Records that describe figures
## start

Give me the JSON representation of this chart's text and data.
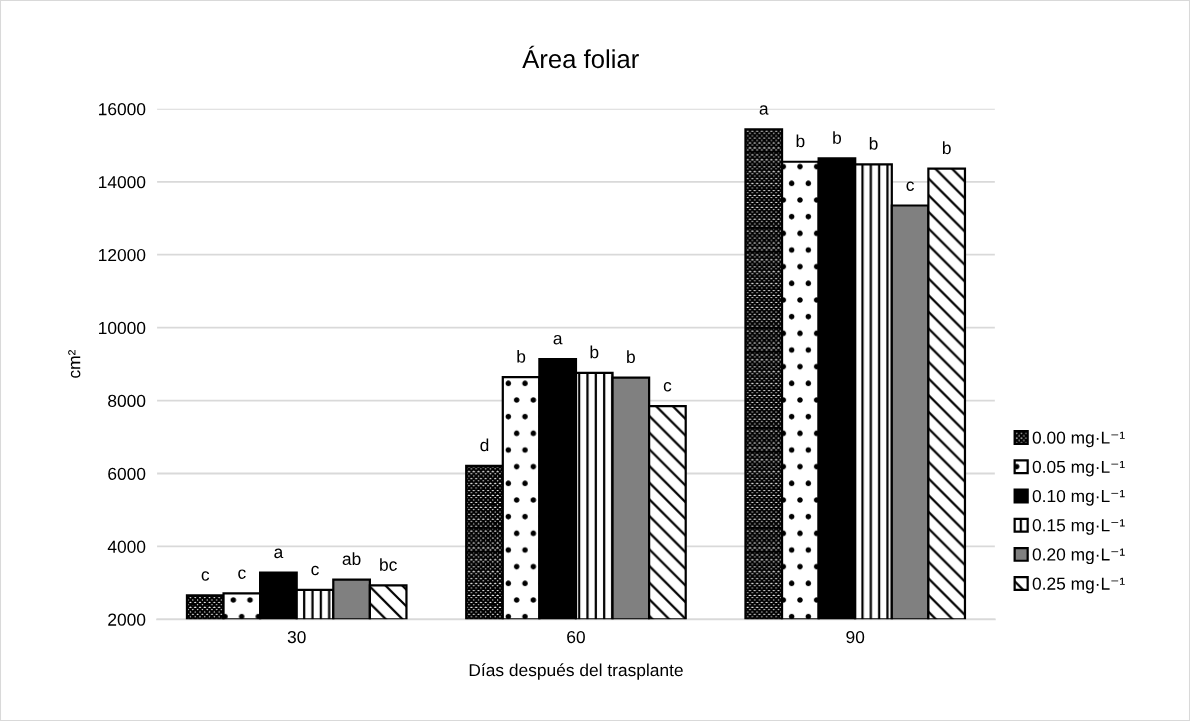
{
  "chart_data": {
    "type": "bar",
    "title": "Área foliar",
    "xlabel": "Días después del trasplante",
    "ylabel": "cm²",
    "categories": [
      "30",
      "60",
      "90"
    ],
    "series": [
      {
        "name": "0.00 mg·L⁻¹",
        "color": "#000000",
        "values": [
          2660,
          6210,
          15440
        ],
        "value_labels": [
          "c",
          "d",
          "a"
        ]
      },
      {
        "name": "0.05 mg·L⁻¹",
        "color": "#000000",
        "values": [
          2710,
          8640,
          14550
        ],
        "value_labels": [
          "c",
          "b",
          "b"
        ]
      },
      {
        "name": "0.10 mg·L⁻¹",
        "color": "#000000",
        "values": [
          3280,
          9140,
          14640
        ],
        "value_labels": [
          "a",
          "a",
          "b"
        ]
      },
      {
        "name": "0.15 mg·L⁻¹",
        "color": "#000000",
        "values": [
          2810,
          8760,
          14480
        ],
        "value_labels": [
          "c",
          "b",
          "b"
        ]
      },
      {
        "name": "0.20 mg·L⁻¹",
        "color": "#808080",
        "values": [
          3090,
          8630,
          13350
        ],
        "value_labels": [
          "ab",
          "b",
          "c"
        ]
      },
      {
        "name": "0.25 mg·L⁻¹",
        "color": "#000000",
        "values": [
          2930,
          7850,
          14360
        ],
        "value_labels": [
          "bc",
          "c",
          "b"
        ]
      }
    ],
    "ylim": [
      2000,
      16000
    ],
    "yticks": [
      2000,
      4000,
      6000,
      8000,
      10000,
      12000,
      14000,
      16000
    ],
    "grid": "y",
    "legend": "right"
  }
}
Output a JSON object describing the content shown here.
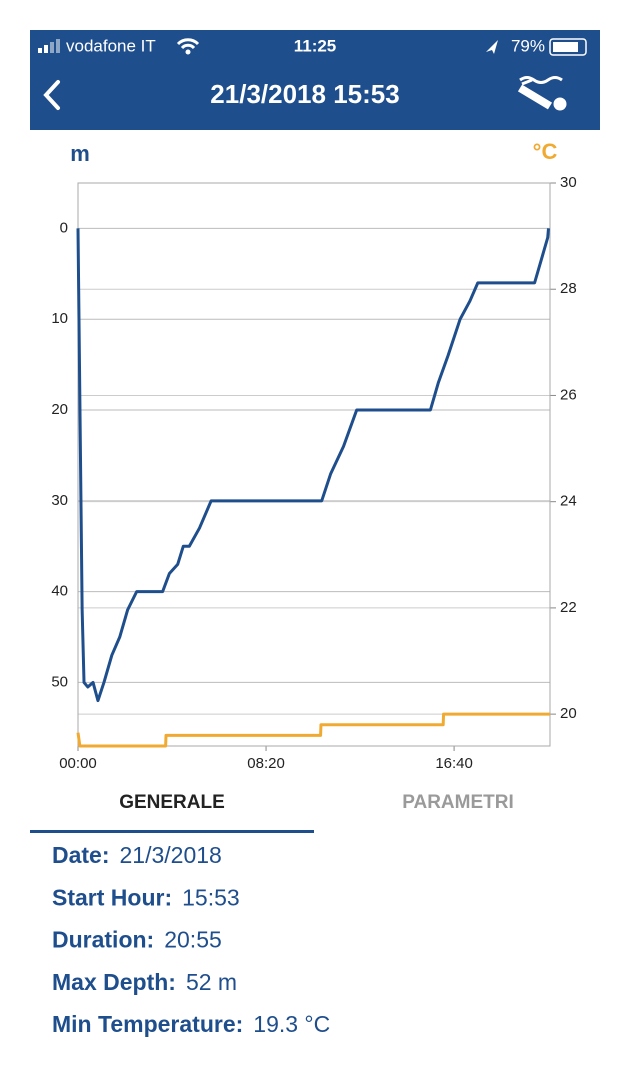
{
  "status_bar": {
    "carrier": "vodafone IT",
    "time": "11:25",
    "battery": "79%"
  },
  "header": {
    "title": "21/3/2018 15:53"
  },
  "chart_data": {
    "type": "line",
    "y_label": "m",
    "y2_label": "°C",
    "xlim": [
      0,
      1255
    ],
    "xticks": [
      {
        "value": 0,
        "label": "00:00"
      },
      {
        "value": 500,
        "label": "08:20"
      },
      {
        "value": 1000,
        "label": "16:40"
      }
    ],
    "ylim": [
      -5,
      57
    ],
    "invert_y": true,
    "yticks": [
      0,
      10,
      20,
      30,
      40,
      50
    ],
    "y2lim": [
      19.4,
      30
    ],
    "y2ticks": [
      20,
      22,
      24,
      26,
      28,
      30
    ],
    "grid": true,
    "series": [
      {
        "color": "#1f4e8d",
        "x": [
          0,
          11,
          16,
          26,
          40,
          53,
          69,
          90,
          111,
          132,
          156,
          225,
          243,
          265,
          280,
          296,
          323,
          354,
          648,
          672,
          706,
          741,
          937,
          958,
          984,
          1016,
          1042,
          1063,
          1214,
          1235,
          1249,
          1251
        ],
        "values": [
          0,
          42,
          50,
          50.5,
          50,
          52,
          50,
          47,
          45,
          42,
          40,
          40,
          38,
          37,
          35,
          35,
          33,
          30,
          30,
          27,
          24,
          20,
          20,
          17,
          14,
          10,
          8,
          6,
          6,
          3,
          1,
          0
        ]
      },
      {
        "color": "#f0aa32",
        "axis": "y2",
        "x": [
          0,
          5,
          233,
          234,
          645,
          646,
          971,
          972,
          1255
        ],
        "values": [
          19.65,
          19.4,
          19.4,
          19.6,
          19.6,
          19.8,
          19.8,
          20,
          20
        ]
      }
    ]
  },
  "tabs": [
    "GENERALE",
    "PARAMETRI"
  ],
  "details": [
    {
      "label": "Date:",
      "value": "21/3/2018"
    },
    {
      "label": "Start Hour:",
      "value": "15:53"
    },
    {
      "label": "Duration:",
      "value": "20:55"
    },
    {
      "label": "Max Depth:",
      "value": "52 m"
    },
    {
      "label": "Min Temperature:",
      "value": "19.3 °C"
    }
  ]
}
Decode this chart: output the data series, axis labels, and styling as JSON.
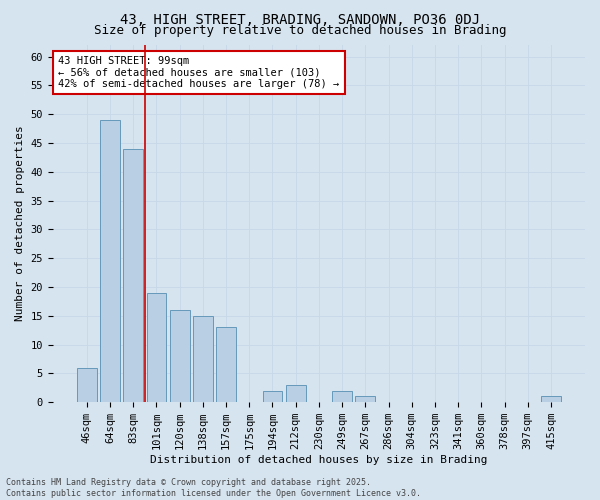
{
  "title1": "43, HIGH STREET, BRADING, SANDOWN, PO36 0DJ",
  "title2": "Size of property relative to detached houses in Brading",
  "xlabel": "Distribution of detached houses by size in Brading",
  "ylabel": "Number of detached properties",
  "categories": [
    "46sqm",
    "64sqm",
    "83sqm",
    "101sqm",
    "120sqm",
    "138sqm",
    "157sqm",
    "175sqm",
    "194sqm",
    "212sqm",
    "230sqm",
    "249sqm",
    "267sqm",
    "286sqm",
    "304sqm",
    "323sqm",
    "341sqm",
    "360sqm",
    "378sqm",
    "397sqm",
    "415sqm"
  ],
  "values": [
    6,
    49,
    44,
    19,
    16,
    15,
    13,
    0,
    2,
    3,
    0,
    2,
    1,
    0,
    0,
    0,
    0,
    0,
    0,
    0,
    1
  ],
  "bar_color": "#b8cfe4",
  "bar_edge_color": "#6699bb",
  "vline_x": 2.5,
  "vline_color": "#cc0000",
  "annotation_text": "43 HIGH STREET: 99sqm\n← 56% of detached houses are smaller (103)\n42% of semi-detached houses are larger (78) →",
  "annotation_box_color": "#ffffff",
  "annotation_box_edge": "#cc0000",
  "ylim": [
    0,
    62
  ],
  "yticks": [
    0,
    5,
    10,
    15,
    20,
    25,
    30,
    35,
    40,
    45,
    50,
    55,
    60
  ],
  "grid_color": "#c8d8e8",
  "background_color": "#d6e4f0",
  "plot_bg_color": "#d6e4f0",
  "footer_line1": "Contains HM Land Registry data © Crown copyright and database right 2025.",
  "footer_line2": "Contains public sector information licensed under the Open Government Licence v3.0.",
  "title_fontsize": 10,
  "subtitle_fontsize": 9,
  "axis_label_fontsize": 8,
  "tick_fontsize": 7.5,
  "annotation_fontsize": 7.5,
  "footer_fontsize": 6
}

## end

-- The task --
Retype the whole listing exactly and leave the pictures out.

-- Result of this task --
Give me the JSON representation of this chart's text and data.
{
  "chart_data": {
    "type": "bar",
    "title": "Área foliar",
    "xlabel": "Días después del trasplante",
    "ylabel": "cm²",
    "categories": [
      "30",
      "60",
      "90"
    ],
    "series": [
      {
        "name": "0.00 mg·L⁻¹",
        "color": "#000000",
        "values": [
          2660,
          6210,
          15440
        ],
        "value_labels": [
          "c",
          "d",
          "a"
        ]
      },
      {
        "name": "0.05 mg·L⁻¹",
        "color": "#000000",
        "values": [
          2710,
          8640,
          14550
        ],
        "value_labels": [
          "c",
          "b",
          "b"
        ]
      },
      {
        "name": "0.10 mg·L⁻¹",
        "color": "#000000",
        "values": [
          3280,
          9140,
          14640
        ],
        "value_labels": [
          "a",
          "a",
          "b"
        ]
      },
      {
        "name": "0.15 mg·L⁻¹",
        "color": "#000000",
        "values": [
          2810,
          8760,
          14480
        ],
        "value_labels": [
          "c",
          "b",
          "b"
        ]
      },
      {
        "name": "0.20 mg·L⁻¹",
        "color": "#808080",
        "values": [
          3090,
          8630,
          13350
        ],
        "value_labels": [
          "ab",
          "b",
          "c"
        ]
      },
      {
        "name": "0.25 mg·L⁻¹",
        "color": "#000000",
        "values": [
          2930,
          7850,
          14360
        ],
        "value_labels": [
          "bc",
          "c",
          "b"
        ]
      }
    ],
    "ylim": [
      2000,
      16000
    ],
    "yticks": [
      2000,
      4000,
      6000,
      8000,
      10000,
      12000,
      14000,
      16000
    ],
    "grid": "y",
    "legend": "right"
  }
}
Output a JSON object describing the content shown here.
{
  "status_bar": {
    "carrier": "vodafone IT",
    "time": "11:25",
    "battery": "79%"
  },
  "header": {
    "title": "21/3/2018 15:53"
  },
  "chart_data": {
    "type": "line",
    "y_label": "m",
    "y2_label": "°C",
    "xlim": [
      0,
      1255
    ],
    "xticks": [
      {
        "value": 0,
        "label": "00:00"
      },
      {
        "value": 500,
        "label": "08:20"
      },
      {
        "value": 1000,
        "label": "16:40"
      }
    ],
    "ylim": [
      -5,
      57
    ],
    "invert_y": true,
    "yticks": [
      0,
      10,
      20,
      30,
      40,
      50
    ],
    "y2lim": [
      19.4,
      30
    ],
    "y2ticks": [
      20,
      22,
      24,
      26,
      28,
      30
    ],
    "grid": true,
    "series": [
      {
        "color": "#1f4e8d",
        "x": [
          0,
          11,
          16,
          26,
          40,
          53,
          69,
          90,
          111,
          132,
          156,
          225,
          243,
          265,
          280,
          296,
          323,
          354,
          648,
          672,
          706,
          741,
          937,
          958,
          984,
          1016,
          1042,
          1063,
          1214,
          1235,
          1249,
          1251
        ],
        "values": [
          0,
          42,
          50,
          50.5,
          50,
          52,
          50,
          47,
          45,
          42,
          40,
          40,
          38,
          37,
          35,
          35,
          33,
          30,
          30,
          27,
          24,
          20,
          20,
          17,
          14,
          10,
          8,
          6,
          6,
          3,
          1,
          0
        ]
      },
      {
        "color": "#f0aa32",
        "axis": "y2",
        "x": [
          0,
          5,
          233,
          234,
          645,
          646,
          971,
          972,
          1255
        ],
        "values": [
          19.65,
          19.4,
          19.4,
          19.6,
          19.6,
          19.8,
          19.8,
          20,
          20
        ]
      }
    ]
  },
  "tabs": [
    "GENERALE",
    "PARAMETRI"
  ],
  "details": [
    {
      "label": "Date:",
      "value": "21/3/2018"
    },
    {
      "label": "Start Hour:",
      "value": "15:53"
    },
    {
      "label": "Duration:",
      "value": "20:55"
    },
    {
      "label": "Max Depth:",
      "value": "52 m"
    },
    {
      "label": "Min Temperature:",
      "value": "19.3 °C"
    }
  ]
}
Decode this chart: output the data series, axis labels, and styling as JSON.
{
  "title1": "43, HIGH STREET, BRADING, SANDOWN, PO36 0DJ",
  "title2": "Size of property relative to detached houses in Brading",
  "xlabel": "Distribution of detached houses by size in Brading",
  "ylabel": "Number of detached properties",
  "categories": [
    "46sqm",
    "64sqm",
    "83sqm",
    "101sqm",
    "120sqm",
    "138sqm",
    "157sqm",
    "175sqm",
    "194sqm",
    "212sqm",
    "230sqm",
    "249sqm",
    "267sqm",
    "286sqm",
    "304sqm",
    "323sqm",
    "341sqm",
    "360sqm",
    "378sqm",
    "397sqm",
    "415sqm"
  ],
  "values": [
    6,
    49,
    44,
    19,
    16,
    15,
    13,
    0,
    2,
    3,
    0,
    2,
    1,
    0,
    0,
    0,
    0,
    0,
    0,
    0,
    1
  ],
  "bar_color": "#b8cfe4",
  "bar_edge_color": "#6699bb",
  "vline_x": 2.5,
  "vline_color": "#cc0000",
  "annotation_text": "43 HIGH STREET: 99sqm\n← 56% of detached houses are smaller (103)\n42% of semi-detached houses are larger (78) →",
  "annotation_box_color": "#ffffff",
  "annotation_box_edge": "#cc0000",
  "ylim": [
    0,
    62
  ],
  "yticks": [
    0,
    5,
    10,
    15,
    20,
    25,
    30,
    35,
    40,
    45,
    50,
    55,
    60
  ],
  "grid_color": "#c8d8e8",
  "background_color": "#d6e4f0",
  "plot_bg_color": "#d6e4f0",
  "footer_line1": "Contains HM Land Registry data © Crown copyright and database right 2025.",
  "footer_line2": "Contains public sector information licensed under the Open Government Licence v3.0.",
  "title_fontsize": 10,
  "subtitle_fontsize": 9,
  "axis_label_fontsize": 8,
  "tick_fontsize": 7.5,
  "annotation_fontsize": 7.5,
  "footer_fontsize": 6
}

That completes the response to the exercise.